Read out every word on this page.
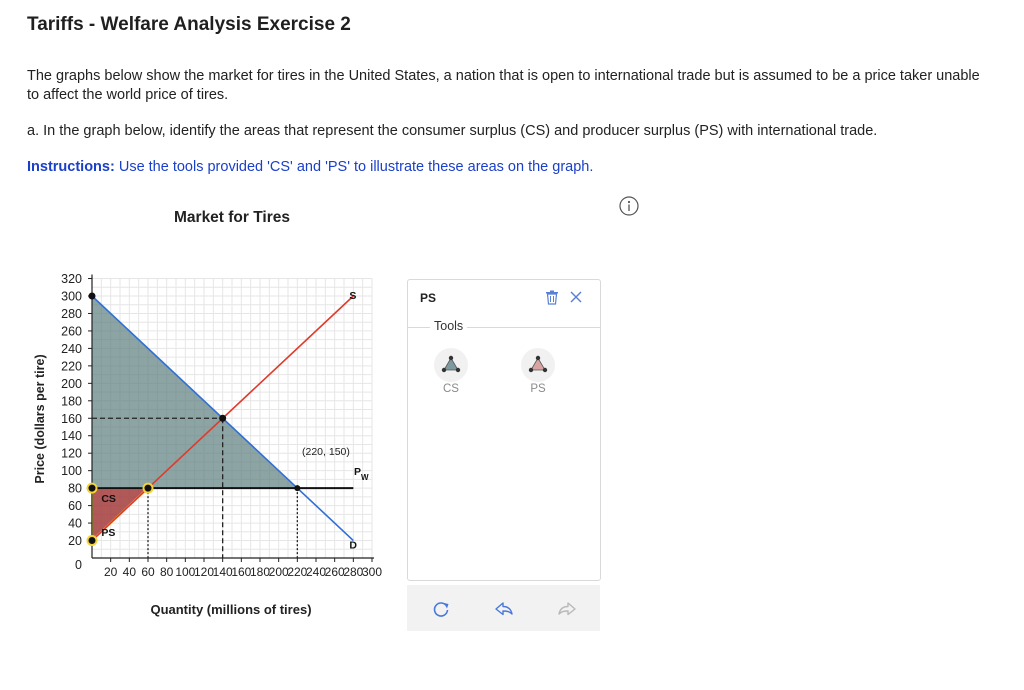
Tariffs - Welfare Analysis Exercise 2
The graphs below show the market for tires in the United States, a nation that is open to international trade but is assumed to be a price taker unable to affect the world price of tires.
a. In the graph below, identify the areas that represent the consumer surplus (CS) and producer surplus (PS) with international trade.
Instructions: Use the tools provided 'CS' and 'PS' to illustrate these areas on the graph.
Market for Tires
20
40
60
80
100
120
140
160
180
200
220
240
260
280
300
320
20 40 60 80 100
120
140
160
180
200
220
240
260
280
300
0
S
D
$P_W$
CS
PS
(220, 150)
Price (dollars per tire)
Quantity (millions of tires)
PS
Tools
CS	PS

★ ★ ★ ★ ★ ★ ★

Among the records above, find each line holding the string "trade" and pull it out.

The graphs below show the market for tires in the United States, a nation that is open to international trade but is assumed to be a price taker unable to affect the world price of tires.
a. In the graph below, identify the areas that represent the consumer surplus (CS) and producer surplus (PS) with international trade.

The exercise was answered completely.